TASK DETAILS — Repeat every record below exactly, but leave out any pictures.

Saved data entries:

——

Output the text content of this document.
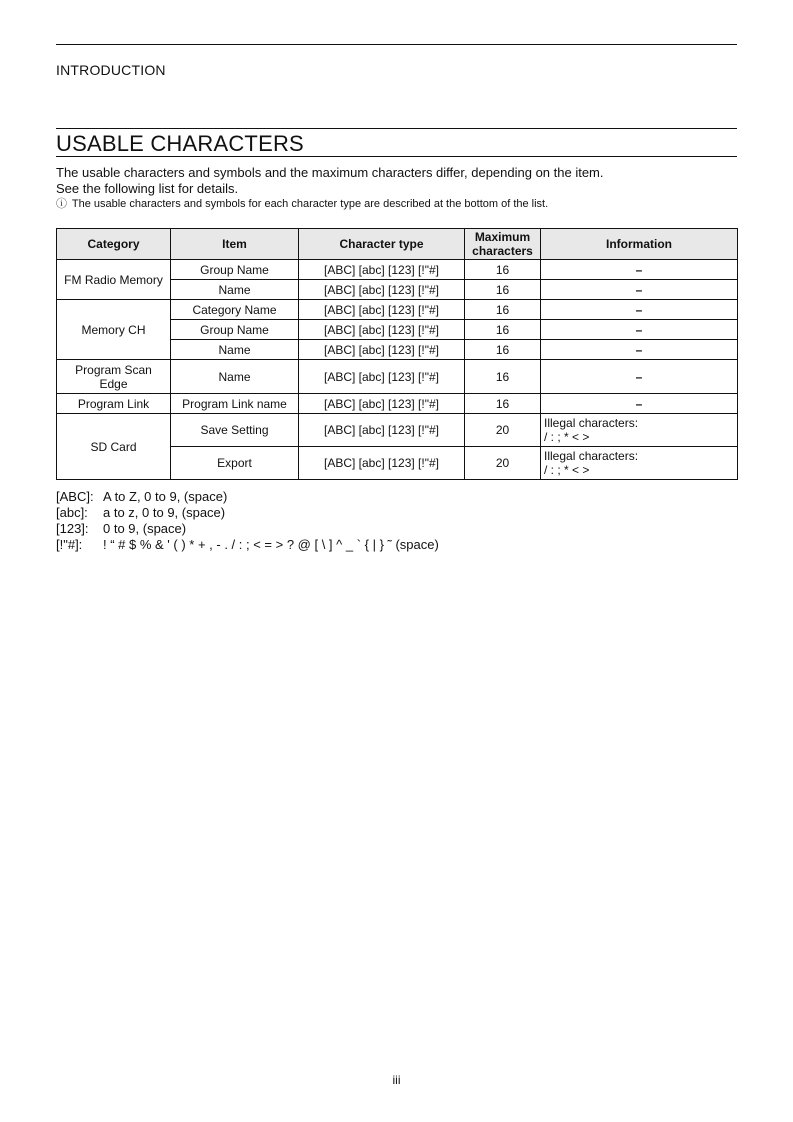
INTRODUCTION
USABLE CHARACTERS

The usable characters and symbols and the maximum characters differ, depending on the item.

See the following list for details.

ⓘ The usable characters and symbols for each character type are described at the bottom of the list.

Category	Item	Character type	Maximum characters	Information
FM Radio Memory	Group Name	[ABC] [abc] [123] [!"#]	16	–
	Name	[ABC] [abc] [123] [!"#]	16	–
Memory CH	Category Name	[ABC] [abc] [123] [!"#]	16	–
	Group Name	[ABC] [abc] [123] [!"#]	16	–
	Name	[ABC] [abc] [123] [!"#]	16	–
Program Scan Edge	Name	[ABC] [abc] [123] [!"#]	16	–
Program Link	Program Link name	[ABC] [abc] [123] [!"#]	16	–
SD Card	Save Setting	[ABC] [abc] [123] [!"#]	20	Illegal characters:
/ : ; * < >

	Export	[ABC] [abc] [123] [!"#]	20	Illegal characters:
/ : ; * < >
[ABC]: A to Z, 0 to 9, (space)
[abc]:	a to z, 0 to 9, (space)
[123]:	0 to 9, (space)
[!"#]:	! “ # $ % & ' ( ) * + , - . / : ; < = > ? @ [ \ ] ^ _ ` { | } ˜ (space)
iii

——

WRITTEN REPLY —
Output the text content of this document.
INTRODUCTION
USABLE CHARACTERS

The usable characters and symbols and the maximum characters differ, depending on the item.

See the following list for details.

ⓘ The usable characters and symbols for each character type are described at the bottom of the list.

Category	Item	Character type	Maximum characters	Information
FM Radio Memory	Group Name	[ABC] [abc] [123] [!"#]	16	–
	Name	[ABC] [abc] [123] [!"#]	16	–
Memory CH	Category Name	[ABC] [abc] [123] [!"#]	16	–
	Group Name	[ABC] [abc] [123] [!"#]	16	–
	Name	[ABC] [abc] [123] [!"#]	16	–
Program Scan Edge	Name	[ABC] [abc] [123] [!"#]	16	–
Program Link	Program Link name	[ABC] [abc] [123] [!"#]	16	–
SD Card	Save Setting	[ABC] [abc] [123] [!"#]	20	Illegal characters:
/ : ; * < >

	Export	[ABC] [abc] [123] [!"#]	20	Illegal characters:
/ : ; * < >
[ABC]: A to Z, 0 to 9, (space)
[abc]:	a to z, 0 to 9, (space)
[123]:	0 to 9, (space)
[!"#]:	! “ # $ % & ' ( ) * + , - . / : ; < = > ? @ [ \ ] ^ _ ` { | } ˜ (space)
iii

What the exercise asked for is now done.